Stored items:
════════════════════

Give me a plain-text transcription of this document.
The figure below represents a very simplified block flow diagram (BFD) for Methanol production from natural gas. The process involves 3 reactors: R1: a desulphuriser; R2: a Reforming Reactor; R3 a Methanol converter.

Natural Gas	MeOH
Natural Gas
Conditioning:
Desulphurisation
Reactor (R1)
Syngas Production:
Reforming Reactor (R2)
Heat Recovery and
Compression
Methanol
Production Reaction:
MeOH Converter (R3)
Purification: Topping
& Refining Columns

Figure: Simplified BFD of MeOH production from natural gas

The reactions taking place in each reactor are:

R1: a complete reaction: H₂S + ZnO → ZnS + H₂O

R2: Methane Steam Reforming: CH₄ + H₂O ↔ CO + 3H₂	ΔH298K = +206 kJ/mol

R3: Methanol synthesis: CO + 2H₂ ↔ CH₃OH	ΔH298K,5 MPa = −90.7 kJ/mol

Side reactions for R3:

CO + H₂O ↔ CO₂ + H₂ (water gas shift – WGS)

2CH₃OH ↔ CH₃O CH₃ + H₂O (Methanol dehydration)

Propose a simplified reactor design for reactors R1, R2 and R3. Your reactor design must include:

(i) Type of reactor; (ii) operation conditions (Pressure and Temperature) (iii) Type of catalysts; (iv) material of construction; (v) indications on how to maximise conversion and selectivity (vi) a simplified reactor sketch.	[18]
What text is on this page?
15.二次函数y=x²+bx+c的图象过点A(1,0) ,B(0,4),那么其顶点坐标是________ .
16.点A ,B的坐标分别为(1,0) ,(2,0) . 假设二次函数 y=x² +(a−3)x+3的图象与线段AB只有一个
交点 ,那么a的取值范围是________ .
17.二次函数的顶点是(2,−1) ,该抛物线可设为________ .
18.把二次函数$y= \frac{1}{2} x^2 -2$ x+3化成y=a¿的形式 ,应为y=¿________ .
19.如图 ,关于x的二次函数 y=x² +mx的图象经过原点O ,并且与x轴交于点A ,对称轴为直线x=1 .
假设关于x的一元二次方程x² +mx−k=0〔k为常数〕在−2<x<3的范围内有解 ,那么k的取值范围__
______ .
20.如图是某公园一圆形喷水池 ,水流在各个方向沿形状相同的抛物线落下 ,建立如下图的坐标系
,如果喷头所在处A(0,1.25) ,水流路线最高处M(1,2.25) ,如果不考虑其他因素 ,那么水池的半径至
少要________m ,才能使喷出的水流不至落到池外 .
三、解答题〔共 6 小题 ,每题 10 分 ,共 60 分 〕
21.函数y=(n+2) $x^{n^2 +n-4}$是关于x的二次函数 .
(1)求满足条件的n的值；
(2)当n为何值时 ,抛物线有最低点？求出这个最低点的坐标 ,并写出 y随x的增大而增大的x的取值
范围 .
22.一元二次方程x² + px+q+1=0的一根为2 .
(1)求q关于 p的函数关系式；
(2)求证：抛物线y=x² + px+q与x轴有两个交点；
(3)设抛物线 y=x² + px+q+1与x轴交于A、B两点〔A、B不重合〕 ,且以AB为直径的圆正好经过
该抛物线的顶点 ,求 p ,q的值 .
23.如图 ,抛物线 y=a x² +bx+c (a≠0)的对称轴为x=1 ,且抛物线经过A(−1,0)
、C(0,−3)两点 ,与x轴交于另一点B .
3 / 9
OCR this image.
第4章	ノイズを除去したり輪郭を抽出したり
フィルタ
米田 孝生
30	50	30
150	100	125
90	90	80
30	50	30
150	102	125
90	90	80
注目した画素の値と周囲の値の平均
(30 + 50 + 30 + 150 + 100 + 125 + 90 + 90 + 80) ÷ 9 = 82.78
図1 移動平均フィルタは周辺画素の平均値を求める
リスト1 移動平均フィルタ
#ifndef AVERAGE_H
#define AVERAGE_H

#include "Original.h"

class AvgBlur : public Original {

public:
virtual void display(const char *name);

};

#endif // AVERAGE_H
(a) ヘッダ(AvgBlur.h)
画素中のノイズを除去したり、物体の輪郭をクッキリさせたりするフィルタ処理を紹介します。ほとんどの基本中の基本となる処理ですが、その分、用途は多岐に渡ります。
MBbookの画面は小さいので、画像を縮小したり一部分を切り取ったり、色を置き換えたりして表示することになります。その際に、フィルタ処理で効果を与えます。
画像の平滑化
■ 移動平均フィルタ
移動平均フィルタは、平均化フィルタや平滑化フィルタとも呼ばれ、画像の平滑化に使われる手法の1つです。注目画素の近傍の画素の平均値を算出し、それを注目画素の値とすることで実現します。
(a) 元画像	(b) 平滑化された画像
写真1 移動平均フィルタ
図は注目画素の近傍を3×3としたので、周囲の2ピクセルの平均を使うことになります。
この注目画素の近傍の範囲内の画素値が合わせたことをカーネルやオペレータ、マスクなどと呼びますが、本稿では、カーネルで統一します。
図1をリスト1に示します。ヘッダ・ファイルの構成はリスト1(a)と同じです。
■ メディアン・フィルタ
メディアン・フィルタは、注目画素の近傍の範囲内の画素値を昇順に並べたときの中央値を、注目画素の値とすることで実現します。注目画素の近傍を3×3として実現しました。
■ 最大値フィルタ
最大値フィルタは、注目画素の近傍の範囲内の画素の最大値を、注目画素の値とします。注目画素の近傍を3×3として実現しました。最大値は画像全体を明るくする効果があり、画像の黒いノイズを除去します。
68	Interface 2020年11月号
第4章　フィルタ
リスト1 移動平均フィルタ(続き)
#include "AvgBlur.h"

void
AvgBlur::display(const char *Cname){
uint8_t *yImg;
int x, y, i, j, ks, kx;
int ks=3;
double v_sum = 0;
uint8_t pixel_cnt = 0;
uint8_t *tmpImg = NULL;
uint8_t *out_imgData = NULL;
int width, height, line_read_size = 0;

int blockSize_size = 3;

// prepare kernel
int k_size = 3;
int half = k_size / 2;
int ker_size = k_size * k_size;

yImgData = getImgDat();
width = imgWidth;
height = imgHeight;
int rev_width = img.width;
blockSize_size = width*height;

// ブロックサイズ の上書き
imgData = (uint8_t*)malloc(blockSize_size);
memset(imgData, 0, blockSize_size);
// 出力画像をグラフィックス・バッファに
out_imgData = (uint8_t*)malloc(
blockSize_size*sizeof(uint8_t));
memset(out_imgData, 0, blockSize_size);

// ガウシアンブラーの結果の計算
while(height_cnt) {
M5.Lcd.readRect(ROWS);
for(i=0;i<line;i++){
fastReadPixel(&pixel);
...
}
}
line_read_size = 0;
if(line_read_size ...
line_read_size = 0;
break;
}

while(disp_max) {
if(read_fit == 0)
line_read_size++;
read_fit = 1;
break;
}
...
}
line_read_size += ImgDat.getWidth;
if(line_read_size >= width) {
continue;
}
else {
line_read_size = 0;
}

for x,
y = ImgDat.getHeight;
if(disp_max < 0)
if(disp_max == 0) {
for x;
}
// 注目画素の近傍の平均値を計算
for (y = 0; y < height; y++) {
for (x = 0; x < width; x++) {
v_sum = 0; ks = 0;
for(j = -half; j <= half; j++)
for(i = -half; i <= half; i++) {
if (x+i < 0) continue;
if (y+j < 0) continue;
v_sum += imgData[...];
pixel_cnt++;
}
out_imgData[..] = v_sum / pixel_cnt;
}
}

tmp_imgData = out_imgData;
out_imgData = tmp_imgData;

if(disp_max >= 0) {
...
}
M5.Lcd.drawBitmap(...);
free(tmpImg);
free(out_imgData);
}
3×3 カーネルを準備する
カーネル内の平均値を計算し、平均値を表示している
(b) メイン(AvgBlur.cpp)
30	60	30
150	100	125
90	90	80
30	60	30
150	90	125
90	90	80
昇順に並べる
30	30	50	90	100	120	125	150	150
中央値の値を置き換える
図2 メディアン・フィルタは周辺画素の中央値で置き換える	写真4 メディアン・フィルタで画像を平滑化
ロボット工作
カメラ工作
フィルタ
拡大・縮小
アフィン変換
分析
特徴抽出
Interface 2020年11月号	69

════════════════════

## CHALLENGE:
Pick out every line with the string "char" and copy it.

## SOLUTION TO THIS TASK:
virtual void display(const char *name);
AvgBlur::display(const char *Cname){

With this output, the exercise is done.